───── Excerpted records ─────

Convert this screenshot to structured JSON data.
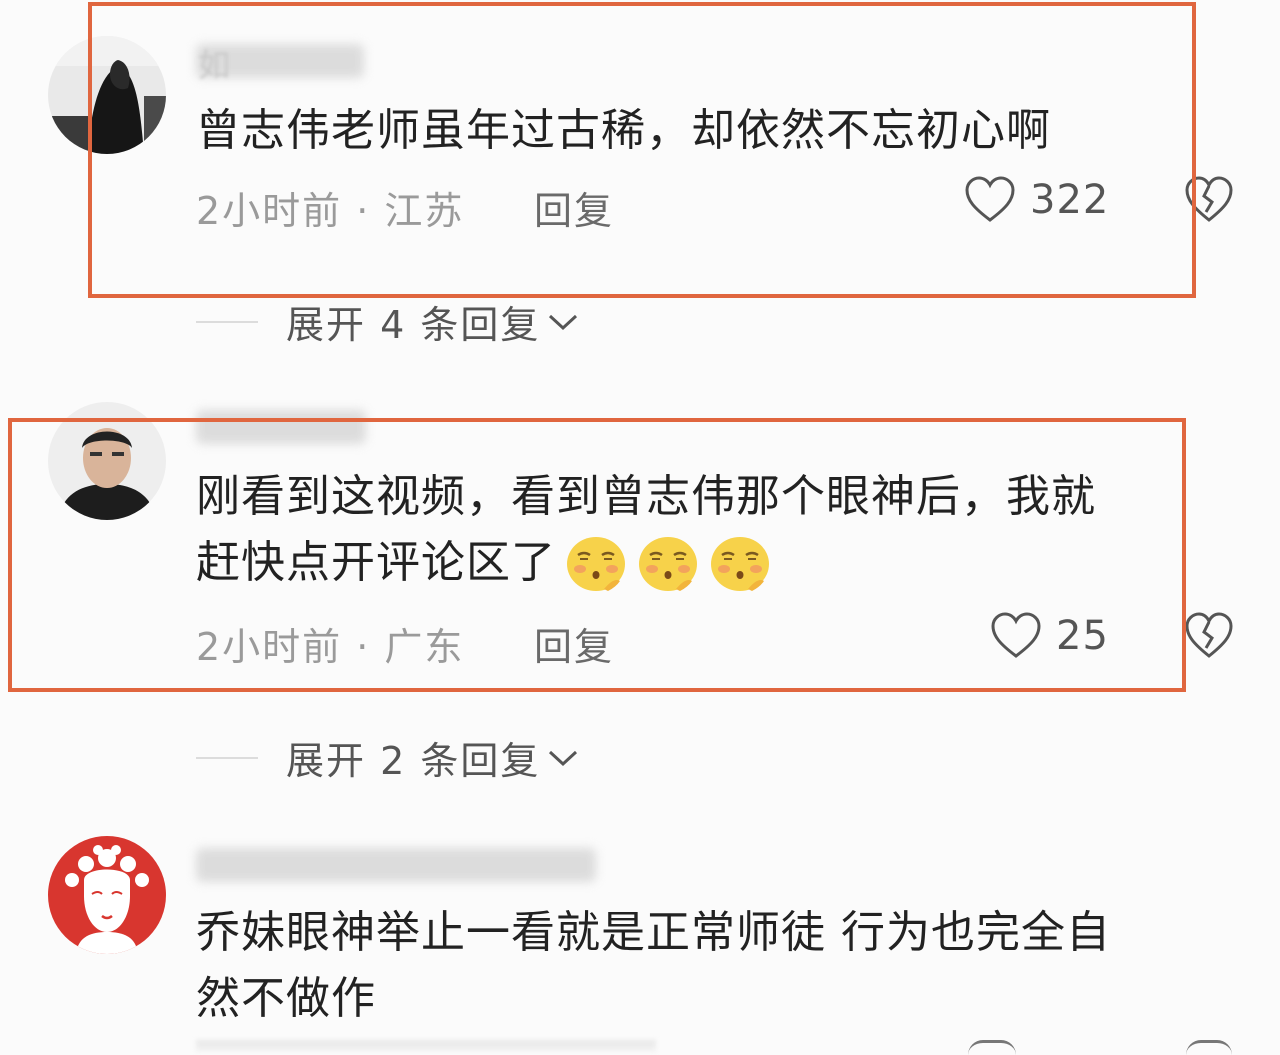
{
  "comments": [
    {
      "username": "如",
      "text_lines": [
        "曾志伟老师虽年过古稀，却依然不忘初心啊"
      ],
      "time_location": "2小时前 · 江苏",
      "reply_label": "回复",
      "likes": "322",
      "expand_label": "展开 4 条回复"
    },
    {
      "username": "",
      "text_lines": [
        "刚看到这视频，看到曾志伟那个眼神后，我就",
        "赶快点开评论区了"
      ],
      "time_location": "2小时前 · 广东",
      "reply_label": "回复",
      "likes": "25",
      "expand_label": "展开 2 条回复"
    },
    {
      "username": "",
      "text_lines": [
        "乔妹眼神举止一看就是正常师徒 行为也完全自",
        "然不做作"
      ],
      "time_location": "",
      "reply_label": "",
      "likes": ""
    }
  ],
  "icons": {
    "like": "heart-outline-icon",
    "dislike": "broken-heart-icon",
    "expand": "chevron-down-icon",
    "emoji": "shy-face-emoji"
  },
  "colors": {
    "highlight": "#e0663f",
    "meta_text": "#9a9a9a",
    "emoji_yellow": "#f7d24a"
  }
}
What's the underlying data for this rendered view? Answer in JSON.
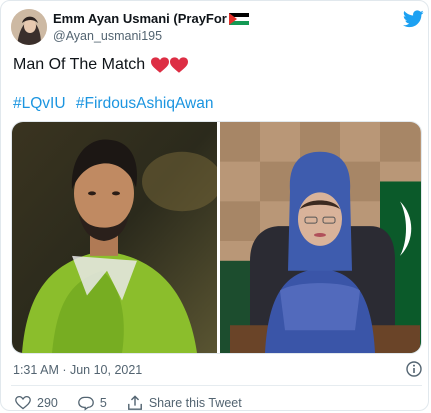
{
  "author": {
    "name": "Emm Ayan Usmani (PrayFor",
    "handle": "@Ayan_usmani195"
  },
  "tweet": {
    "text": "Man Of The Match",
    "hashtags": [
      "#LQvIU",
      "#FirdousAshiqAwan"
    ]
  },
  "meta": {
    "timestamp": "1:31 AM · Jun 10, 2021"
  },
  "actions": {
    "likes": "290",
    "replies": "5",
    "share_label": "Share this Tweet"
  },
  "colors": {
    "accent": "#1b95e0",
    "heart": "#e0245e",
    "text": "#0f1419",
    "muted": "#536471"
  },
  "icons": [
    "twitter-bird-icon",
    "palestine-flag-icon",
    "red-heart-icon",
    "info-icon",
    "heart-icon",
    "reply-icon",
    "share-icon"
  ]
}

─────

## Aim of the exercise
Quote all the lines above exactly as given. Do not include the pictures.

## Solution below
Convert this screenshot to structured JSON data.
{
  "comments": [
    {
      "username": "如",
      "text_lines": [
        "曾志伟老师虽年过古稀，却依然不忘初心啊"
      ],
      "time_location": "2小时前 · 江苏",
      "reply_label": "回复",
      "likes": "322",
      "expand_label": "展开 4 条回复"
    },
    {
      "username": "",
      "text_lines": [
        "刚看到这视频，看到曾志伟那个眼神后，我就",
        "赶快点开评论区了"
      ],
      "time_location": "2小时前 · 广东",
      "reply_label": "回复",
      "likes": "25",
      "expand_label": "展开 2 条回复"
    },
    {
      "username": "",
      "text_lines": [
        "乔妹眼神举止一看就是正常师徒 行为也完全自",
        "然不做作"
      ],
      "time_location": "",
      "reply_label": "",
      "likes": ""
    }
  ],
  "icons": {
    "like": "heart-outline-icon",
    "dislike": "broken-heart-icon",
    "expand": "chevron-down-icon",
    "emoji": "shy-face-emoji"
  },
  "colors": {
    "highlight": "#e0663f",
    "meta_text": "#9a9a9a",
    "emoji_yellow": "#f7d24a"
  }
}
What's the underlying data for this rendered view? Answer in JSON.
{
  "author": {
    "name": "Emm Ayan Usmani (PrayFor",
    "handle": "@Ayan_usmani195"
  },
  "tweet": {
    "text": "Man Of The Match",
    "hashtags": [
      "#LQvIU",
      "#FirdousAshiqAwan"
    ]
  },
  "meta": {
    "timestamp": "1:31 AM · Jun 10, 2021"
  },
  "actions": {
    "likes": "290",
    "replies": "5",
    "share_label": "Share this Tweet"
  },
  "colors": {
    "accent": "#1b95e0",
    "heart": "#e0245e",
    "text": "#0f1419",
    "muted": "#536471"
  },
  "icons": [
    "twitter-bird-icon",
    "palestine-flag-icon",
    "red-heart-icon",
    "info-icon",
    "heart-icon",
    "reply-icon",
    "share-icon"
  ]
}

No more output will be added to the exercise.